- _What the task requires_
Make an exact copy of all the entries below, with the pictures left out.

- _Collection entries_
◇ ◇ ◇ ◇ ◇

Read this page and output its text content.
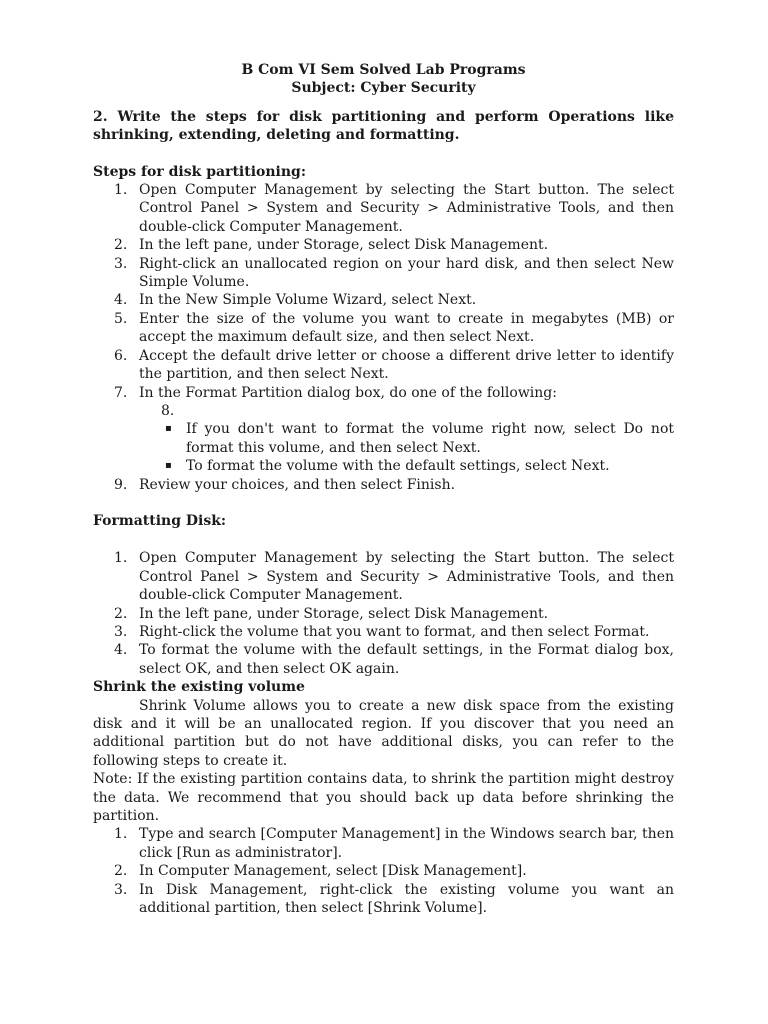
B Com VI Sem Solved Lab Programs
Subject: Cyber Security
2. Write the steps for disk partitioning and perform Operations like shrinking, extending, deleting and formatting.
Steps for disk partitioning:
1. Open Computer Management by selecting the Start button. The select Control Panel > System and Security > Administrative Tools, and then double-click Computer Management.
2. In the left pane, under Storage, select Disk Management.
3. Right-click an unallocated region on your hard disk, and then select New Simple Volume.
4. In the New Simple Volume Wizard, select Next.
5. Enter the size of the volume you want to create in megabytes (MB) or accept the maximum default size, and then select Next.
6. Accept the default drive letter or choose a different drive letter to identify the partition, and then select Next.
7. In the Format Partition dialog box, do one of the following:
8.
▪ If you don't want to format the volume right now, select Do not format this volume, and then select Next.
▪ To format the volume with the default settings, select Next.
9. Review your choices, and then select Finish.
Formatting Disk:
1. Open Computer Management by selecting the Start button. The select Control Panel > System and Security > Administrative Tools, and then double-click Computer Management.
2. In the left pane, under Storage, select Disk Management.
3. Right-click the volume that you want to format, and then select Format.
4. To format the volume with the default settings, in the Format dialog box, select OK, and then select OK again.
Shrink the existing volume
Shrink Volume allows you to create a new disk space from the existing disk and it will be an unallocated region. If you discover that you need an additional partition but do not have additional disks, you can refer to the following steps to create it.
Note: If the existing partition contains data, to shrink the partition might destroy the data. We recommend that you should back up data before shrinking the partition.
1. Type and search [Computer Management] in the Windows search bar, then click [Run as administrator].
2. In Computer Management, select [Disk Management].
3. In Disk Management, right-click the existing volume you want an additional partition, then select [Shrink Volume].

◇ ◇ ◇ ◇ ◇

- _Result below_
Read this page and output its text content.
B Com VI Sem Solved Lab Programs
Subject: Cyber Security
2. Write the steps for disk partitioning and perform Operations like shrinking, extending, deleting and formatting.
Steps for disk partitioning:
1. Open Computer Management by selecting the Start button. The select Control Panel > System and Security > Administrative Tools, and then double-click Computer Management.
2. In the left pane, under Storage, select Disk Management.
3. Right-click an unallocated region on your hard disk, and then select New Simple Volume.
4. In the New Simple Volume Wizard, select Next.
5. Enter the size of the volume you want to create in megabytes (MB) or accept the maximum default size, and then select Next.
6. Accept the default drive letter or choose a different drive letter to identify the partition, and then select Next.
7. In the Format Partition dialog box, do one of the following:
8.
▪ If you don't want to format the volume right now, select Do not format this volume, and then select Next.
▪ To format the volume with the default settings, select Next.
9. Review your choices, and then select Finish.
Formatting Disk:
1. Open Computer Management by selecting the Start button. The select Control Panel > System and Security > Administrative Tools, and then double-click Computer Management.
2. In the left pane, under Storage, select Disk Management.
3. Right-click the volume that you want to format, and then select Format.
4. To format the volume with the default settings, in the Format dialog box, select OK, and then select OK again.
Shrink the existing volume
Shrink Volume allows you to create a new disk space from the existing disk and it will be an unallocated region. If you discover that you need an additional partition but do not have additional disks, you can refer to the following steps to create it.
Note: If the existing partition contains data, to shrink the partition might destroy the data. We recommend that you should back up data before shrinking the partition.
1. Type and search [Computer Management] in the Windows search bar, then click [Run as administrator].
2. In Computer Management, select [Disk Management].
3. In Disk Management, right-click the existing volume you want an additional partition, then select [Shrink Volume].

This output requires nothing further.